== MATERIAL PROVIDED ==

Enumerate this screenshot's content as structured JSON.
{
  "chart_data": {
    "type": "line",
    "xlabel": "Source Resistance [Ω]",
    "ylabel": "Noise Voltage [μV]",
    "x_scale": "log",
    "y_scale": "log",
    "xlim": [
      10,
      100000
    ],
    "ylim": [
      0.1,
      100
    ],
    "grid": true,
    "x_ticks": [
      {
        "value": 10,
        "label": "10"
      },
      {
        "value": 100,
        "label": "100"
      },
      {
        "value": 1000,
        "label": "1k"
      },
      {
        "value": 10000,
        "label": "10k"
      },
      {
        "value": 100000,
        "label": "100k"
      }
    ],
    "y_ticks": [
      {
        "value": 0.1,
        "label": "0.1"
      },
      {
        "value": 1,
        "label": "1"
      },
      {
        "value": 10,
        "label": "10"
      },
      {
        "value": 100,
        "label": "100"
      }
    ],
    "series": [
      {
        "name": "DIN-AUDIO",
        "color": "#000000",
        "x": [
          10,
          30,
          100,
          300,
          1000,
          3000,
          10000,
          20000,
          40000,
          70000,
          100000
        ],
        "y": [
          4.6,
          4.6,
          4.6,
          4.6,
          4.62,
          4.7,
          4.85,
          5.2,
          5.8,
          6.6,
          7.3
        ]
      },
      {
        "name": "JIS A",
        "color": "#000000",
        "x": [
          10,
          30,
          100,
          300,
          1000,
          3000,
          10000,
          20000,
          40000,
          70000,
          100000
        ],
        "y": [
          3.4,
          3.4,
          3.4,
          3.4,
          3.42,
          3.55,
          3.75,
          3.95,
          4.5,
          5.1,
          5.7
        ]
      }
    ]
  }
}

===

JOB
Write out the listing once more, matching it exactly.

RESULT OF THE TASK
Enumerate this screenshot's content as structured JSON.
{
  "chart_data": {
    "type": "line",
    "xlabel": "Source Resistance [Ω]",
    "ylabel": "Noise Voltage [μV]",
    "x_scale": "log",
    "y_scale": "log",
    "xlim": [
      10,
      100000
    ],
    "ylim": [
      0.1,
      100
    ],
    "grid": true,
    "x_ticks": [
      {
        "value": 10,
        "label": "10"
      },
      {
        "value": 100,
        "label": "100"
      },
      {
        "value": 1000,
        "label": "1k"
      },
      {
        "value": 10000,
        "label": "10k"
      },
      {
        "value": 100000,
        "label": "100k"
      }
    ],
    "y_ticks": [
      {
        "value": 0.1,
        "label": "0.1"
      },
      {
        "value": 1,
        "label": "1"
      },
      {
        "value": 10,
        "label": "10"
      },
      {
        "value": 100,
        "label": "100"
      }
    ],
    "series": [
      {
        "name": "DIN-AUDIO",
        "color": "#000000",
        "x": [
          10,
          30,
          100,
          300,
          1000,
          3000,
          10000,
          20000,
          40000,
          70000,
          100000
        ],
        "y": [
          4.6,
          4.6,
          4.6,
          4.6,
          4.62,
          4.7,
          4.85,
          5.2,
          5.8,
          6.6,
          7.3
        ]
      },
      {
        "name": "JIS A",
        "color": "#000000",
        "x": [
          10,
          30,
          100,
          300,
          1000,
          3000,
          10000,
          20000,
          40000,
          70000,
          100000
        ],
        "y": [
          3.4,
          3.4,
          3.4,
          3.4,
          3.42,
          3.55,
          3.75,
          3.95,
          4.5,
          5.1,
          5.7
        ]
      }
    ]
  }
}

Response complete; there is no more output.